Records for processing ::
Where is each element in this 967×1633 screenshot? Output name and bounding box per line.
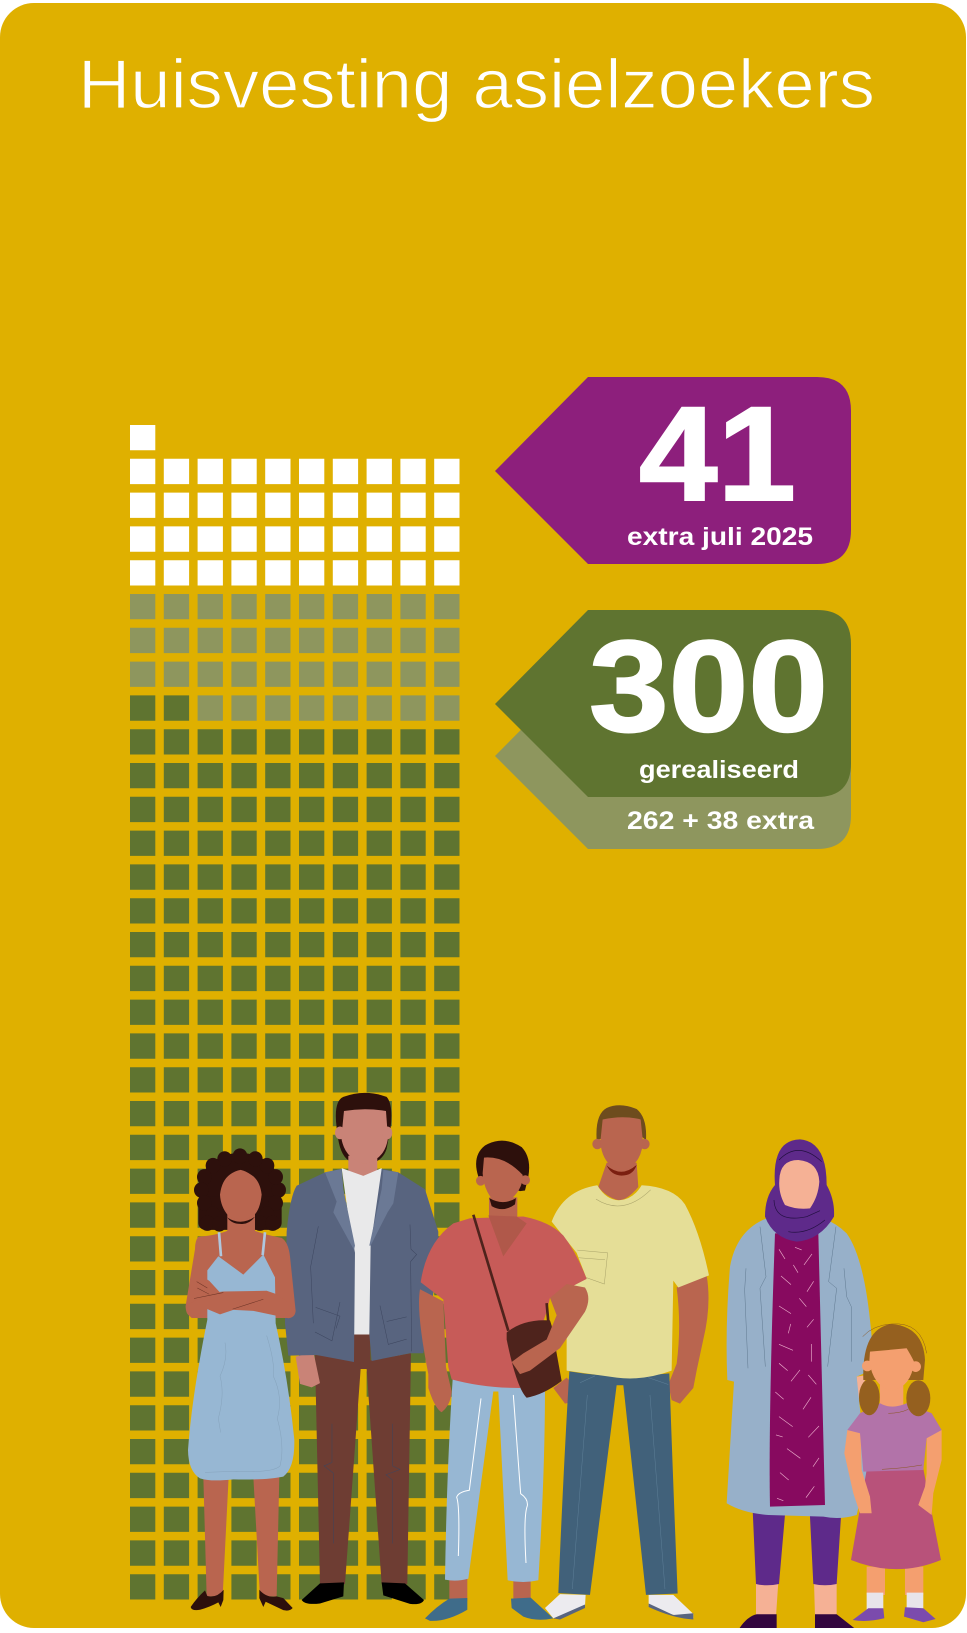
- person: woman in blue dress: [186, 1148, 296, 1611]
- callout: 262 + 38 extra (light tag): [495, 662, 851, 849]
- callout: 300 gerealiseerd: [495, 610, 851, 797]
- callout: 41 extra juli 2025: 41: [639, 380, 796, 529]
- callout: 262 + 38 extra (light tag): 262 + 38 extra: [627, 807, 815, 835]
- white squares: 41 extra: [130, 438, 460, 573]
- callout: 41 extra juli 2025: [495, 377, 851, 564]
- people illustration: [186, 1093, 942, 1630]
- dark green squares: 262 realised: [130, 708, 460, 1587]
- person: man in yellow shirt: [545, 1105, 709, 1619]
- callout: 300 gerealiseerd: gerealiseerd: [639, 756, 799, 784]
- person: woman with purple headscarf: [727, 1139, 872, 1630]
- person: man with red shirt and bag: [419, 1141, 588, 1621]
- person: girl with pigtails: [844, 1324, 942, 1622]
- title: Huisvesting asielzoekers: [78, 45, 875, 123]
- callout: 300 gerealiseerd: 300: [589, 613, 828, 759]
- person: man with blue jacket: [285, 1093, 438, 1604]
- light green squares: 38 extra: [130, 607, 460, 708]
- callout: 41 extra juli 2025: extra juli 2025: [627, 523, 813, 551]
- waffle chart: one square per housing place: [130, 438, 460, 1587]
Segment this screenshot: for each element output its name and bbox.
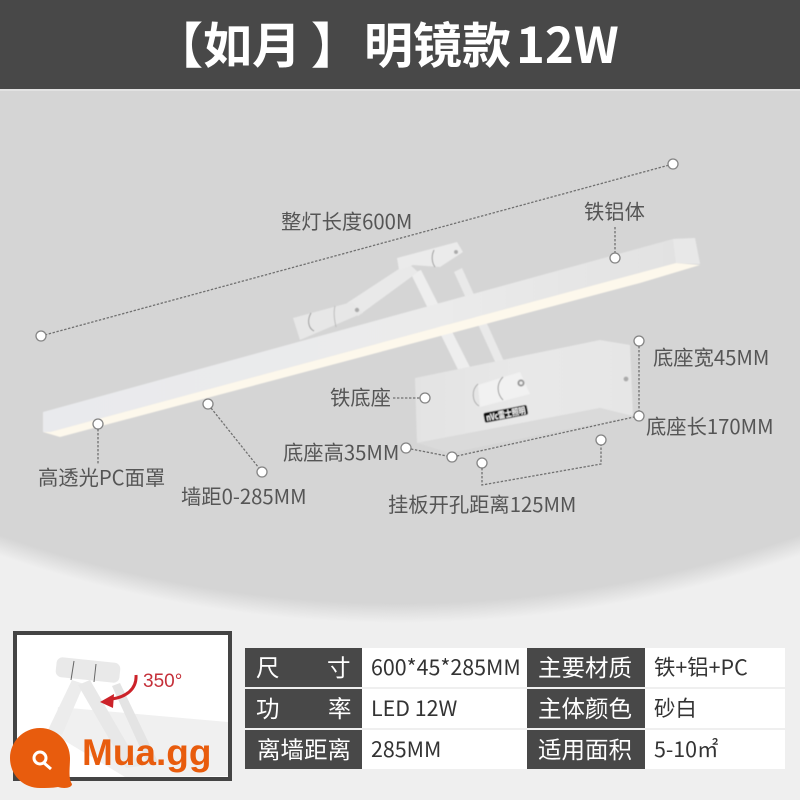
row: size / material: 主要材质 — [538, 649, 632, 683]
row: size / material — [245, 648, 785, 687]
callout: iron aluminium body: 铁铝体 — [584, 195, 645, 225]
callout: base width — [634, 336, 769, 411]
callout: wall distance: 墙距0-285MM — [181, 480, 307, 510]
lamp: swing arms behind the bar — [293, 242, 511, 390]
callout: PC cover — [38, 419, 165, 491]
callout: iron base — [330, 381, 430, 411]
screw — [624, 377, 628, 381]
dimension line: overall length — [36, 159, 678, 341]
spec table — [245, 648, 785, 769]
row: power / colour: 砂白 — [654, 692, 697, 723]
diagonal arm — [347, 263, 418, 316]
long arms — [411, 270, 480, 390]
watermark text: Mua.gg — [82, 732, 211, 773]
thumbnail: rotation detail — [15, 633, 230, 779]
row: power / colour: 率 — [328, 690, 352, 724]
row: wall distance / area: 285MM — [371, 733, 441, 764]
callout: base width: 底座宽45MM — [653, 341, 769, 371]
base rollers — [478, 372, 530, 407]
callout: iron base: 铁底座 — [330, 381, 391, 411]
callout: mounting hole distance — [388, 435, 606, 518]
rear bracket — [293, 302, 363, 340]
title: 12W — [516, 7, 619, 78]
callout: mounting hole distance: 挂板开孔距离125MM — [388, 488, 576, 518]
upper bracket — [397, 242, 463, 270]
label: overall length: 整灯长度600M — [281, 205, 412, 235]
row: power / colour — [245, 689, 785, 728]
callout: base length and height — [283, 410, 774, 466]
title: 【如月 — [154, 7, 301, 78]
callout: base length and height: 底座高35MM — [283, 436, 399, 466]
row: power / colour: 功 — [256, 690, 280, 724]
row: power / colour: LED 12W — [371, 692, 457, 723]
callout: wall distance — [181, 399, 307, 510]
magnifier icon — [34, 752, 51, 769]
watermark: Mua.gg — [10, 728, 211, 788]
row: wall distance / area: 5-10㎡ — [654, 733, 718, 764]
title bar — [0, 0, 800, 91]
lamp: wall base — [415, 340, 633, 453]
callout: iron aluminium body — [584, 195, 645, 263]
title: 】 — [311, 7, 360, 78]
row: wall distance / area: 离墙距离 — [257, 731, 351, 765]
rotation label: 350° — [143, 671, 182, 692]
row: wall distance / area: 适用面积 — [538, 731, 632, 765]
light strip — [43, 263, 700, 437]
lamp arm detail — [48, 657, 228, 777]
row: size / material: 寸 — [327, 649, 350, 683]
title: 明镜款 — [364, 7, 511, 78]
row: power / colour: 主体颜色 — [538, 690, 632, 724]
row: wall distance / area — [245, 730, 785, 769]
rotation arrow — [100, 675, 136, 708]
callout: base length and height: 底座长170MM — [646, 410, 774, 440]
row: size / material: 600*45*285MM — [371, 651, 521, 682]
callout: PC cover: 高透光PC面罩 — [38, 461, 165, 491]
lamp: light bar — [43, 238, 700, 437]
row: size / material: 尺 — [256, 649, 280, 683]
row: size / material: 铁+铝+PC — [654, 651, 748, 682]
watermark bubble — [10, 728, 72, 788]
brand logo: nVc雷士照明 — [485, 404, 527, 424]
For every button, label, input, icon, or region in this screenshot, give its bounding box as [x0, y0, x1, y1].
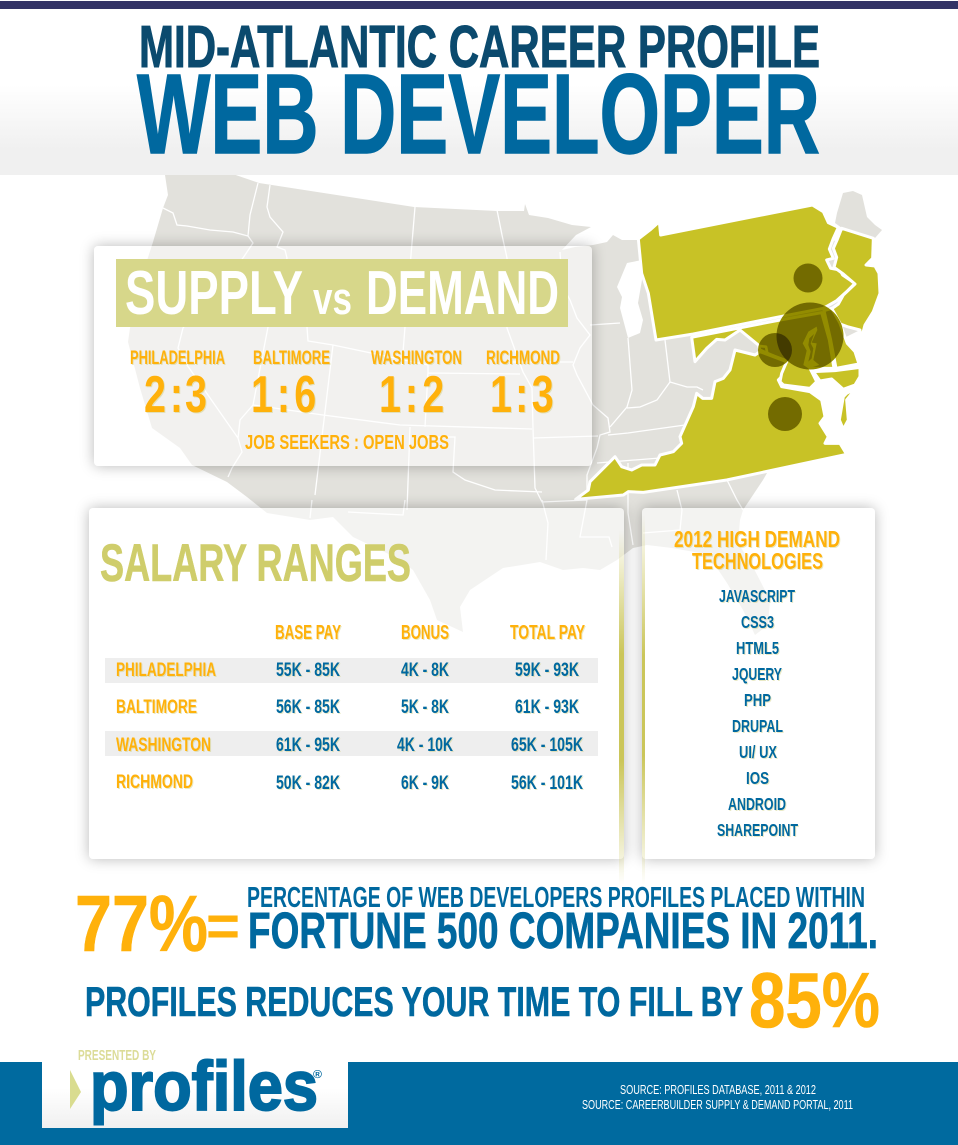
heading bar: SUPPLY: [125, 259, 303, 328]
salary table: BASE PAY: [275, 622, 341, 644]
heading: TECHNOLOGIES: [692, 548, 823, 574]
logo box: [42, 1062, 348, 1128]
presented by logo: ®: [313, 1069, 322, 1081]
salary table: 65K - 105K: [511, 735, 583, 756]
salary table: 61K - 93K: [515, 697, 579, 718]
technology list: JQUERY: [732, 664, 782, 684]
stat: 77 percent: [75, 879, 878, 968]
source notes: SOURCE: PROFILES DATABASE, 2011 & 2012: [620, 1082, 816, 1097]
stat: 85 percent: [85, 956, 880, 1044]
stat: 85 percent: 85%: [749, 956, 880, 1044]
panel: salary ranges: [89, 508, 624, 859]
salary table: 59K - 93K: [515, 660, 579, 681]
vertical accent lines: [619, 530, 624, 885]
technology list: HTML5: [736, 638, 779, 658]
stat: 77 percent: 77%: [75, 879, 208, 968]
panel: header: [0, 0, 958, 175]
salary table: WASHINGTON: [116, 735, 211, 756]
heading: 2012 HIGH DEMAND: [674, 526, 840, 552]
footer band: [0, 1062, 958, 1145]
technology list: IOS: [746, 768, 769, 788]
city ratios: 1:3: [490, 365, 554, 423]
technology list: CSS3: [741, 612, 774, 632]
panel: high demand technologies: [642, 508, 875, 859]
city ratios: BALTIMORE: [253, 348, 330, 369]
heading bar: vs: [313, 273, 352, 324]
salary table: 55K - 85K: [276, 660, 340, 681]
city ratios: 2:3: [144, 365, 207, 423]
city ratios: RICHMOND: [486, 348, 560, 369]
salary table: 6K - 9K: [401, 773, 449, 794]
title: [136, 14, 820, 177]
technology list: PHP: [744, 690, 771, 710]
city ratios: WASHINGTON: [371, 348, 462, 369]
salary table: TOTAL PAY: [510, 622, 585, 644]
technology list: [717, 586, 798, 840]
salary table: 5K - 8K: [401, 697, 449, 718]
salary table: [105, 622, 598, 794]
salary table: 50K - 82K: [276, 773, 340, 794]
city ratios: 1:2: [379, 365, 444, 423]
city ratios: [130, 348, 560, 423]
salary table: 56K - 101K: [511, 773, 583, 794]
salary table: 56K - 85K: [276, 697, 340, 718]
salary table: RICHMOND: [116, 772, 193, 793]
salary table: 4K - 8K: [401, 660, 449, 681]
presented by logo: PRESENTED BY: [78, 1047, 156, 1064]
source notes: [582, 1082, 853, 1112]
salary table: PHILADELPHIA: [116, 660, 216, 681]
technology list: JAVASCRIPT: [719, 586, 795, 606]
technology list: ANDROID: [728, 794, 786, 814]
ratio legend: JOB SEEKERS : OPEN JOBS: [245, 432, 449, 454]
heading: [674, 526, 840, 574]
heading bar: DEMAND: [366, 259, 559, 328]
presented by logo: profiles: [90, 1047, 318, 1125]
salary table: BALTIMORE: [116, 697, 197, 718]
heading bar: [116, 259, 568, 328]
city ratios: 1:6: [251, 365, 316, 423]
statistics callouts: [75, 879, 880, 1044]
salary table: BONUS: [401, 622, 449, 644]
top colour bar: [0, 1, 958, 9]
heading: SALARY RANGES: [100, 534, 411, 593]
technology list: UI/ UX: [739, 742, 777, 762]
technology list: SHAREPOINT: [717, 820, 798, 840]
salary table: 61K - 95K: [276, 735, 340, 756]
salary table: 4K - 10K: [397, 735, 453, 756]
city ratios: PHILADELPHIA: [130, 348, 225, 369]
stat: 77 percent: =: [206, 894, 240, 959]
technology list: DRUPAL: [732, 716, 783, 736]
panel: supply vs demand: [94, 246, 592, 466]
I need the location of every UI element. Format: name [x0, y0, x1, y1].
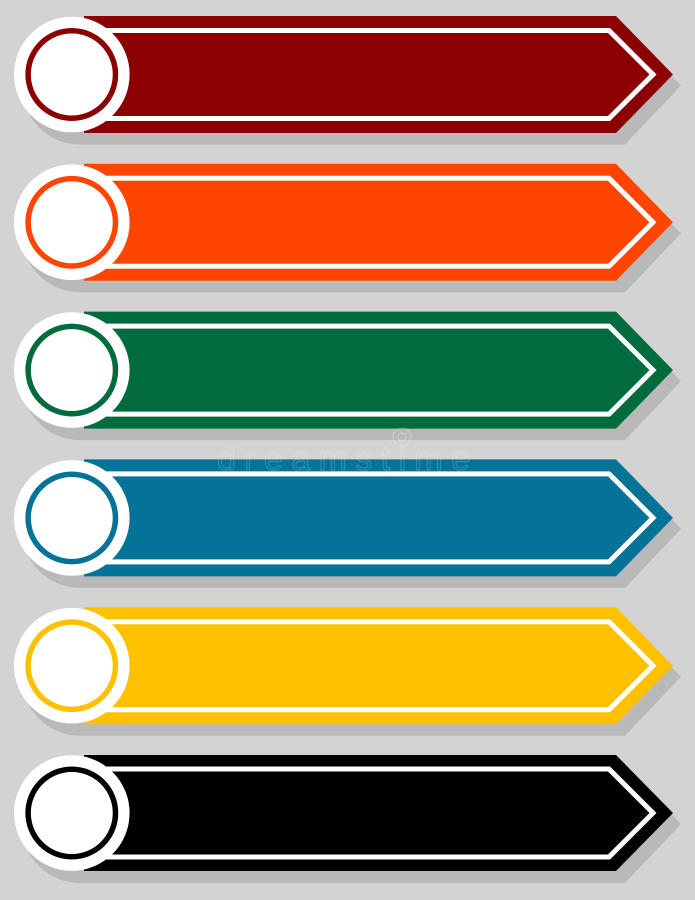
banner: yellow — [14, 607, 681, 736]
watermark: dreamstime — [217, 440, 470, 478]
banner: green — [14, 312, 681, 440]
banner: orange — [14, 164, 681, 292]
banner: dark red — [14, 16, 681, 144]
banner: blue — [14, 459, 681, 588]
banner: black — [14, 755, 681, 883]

Request ::
Recast the lines from the first one up to and including the line with "Segment this screenshot: for" as a Markdown table with the columns Number and Content, giving each row a number and skipping blank lines. Leave the pictures out.

Reply to the exercise ::
| Number | Content |
|---|---|
| 1 | Where is each element in this 967×1633 screenshot? Output name and bounding box per line. |
| 2 | - person: woman in blue dress: [186, 1148, 296, 1611] |
| 3 | - callout: 262 + 38 extra (light tag): [495, 662, 851, 849] |
| 4 | - callout: 300 gerealiseerd: [495, 610, 851, 797] |
| 5 | - callout: 41 extra juli 2025: 41: [639, 380, 796, 529] |
| 6 | - callout: 262 + 38 extra (light tag): 262 + 38 extra: [627, 807, 815, 835] |
| 7 | - white squares: 41 extra: [130, 438, 460, 573] |
| 8 | - callout: 41 extra juli 2025: [495, 377, 851, 564] |
| 9 | - people illustration: [186, 1093, 942, 1630] |
| 10 | - dark green squares: 262 realised: [130, 708, 460, 1587] |
| 11 | - person: man in yellow shirt: [545, 1105, 709, 1619] |
| 12 | - callout: 300 gerealiseerd: gerealiseerd: [639, 756, 799, 784] |
| 13 | - person: woman with purple headscarf: [727, 1139, 872, 1630] |
| 14 | - person: man with red shirt and bag: [419, 1141, 588, 1621] |
| 15 | - person: girl with pigtails: [844, 1324, 942, 1622] |
| 16 | - title: Huisvesting asielzoekers: [78, 45, 875, 123] |
| 17 | - callout: 300 gerealiseerd: 300: [589, 613, 828, 759] |
| 18 | - person: man with blue jacket: [285, 1093, 438, 1604] |
| 19 | - light green squares: 38 extra: [130, 607, 460, 708] |
| 20 | - callout: 41 extra juli 2025: extra juli 2025: [627, 523, 813, 551] |
| 21 | - waffle chart: one square per housing place: [130, 438, 460, 1587] |
| 22 | Segment this screenshot: for each element output its name and bbox. |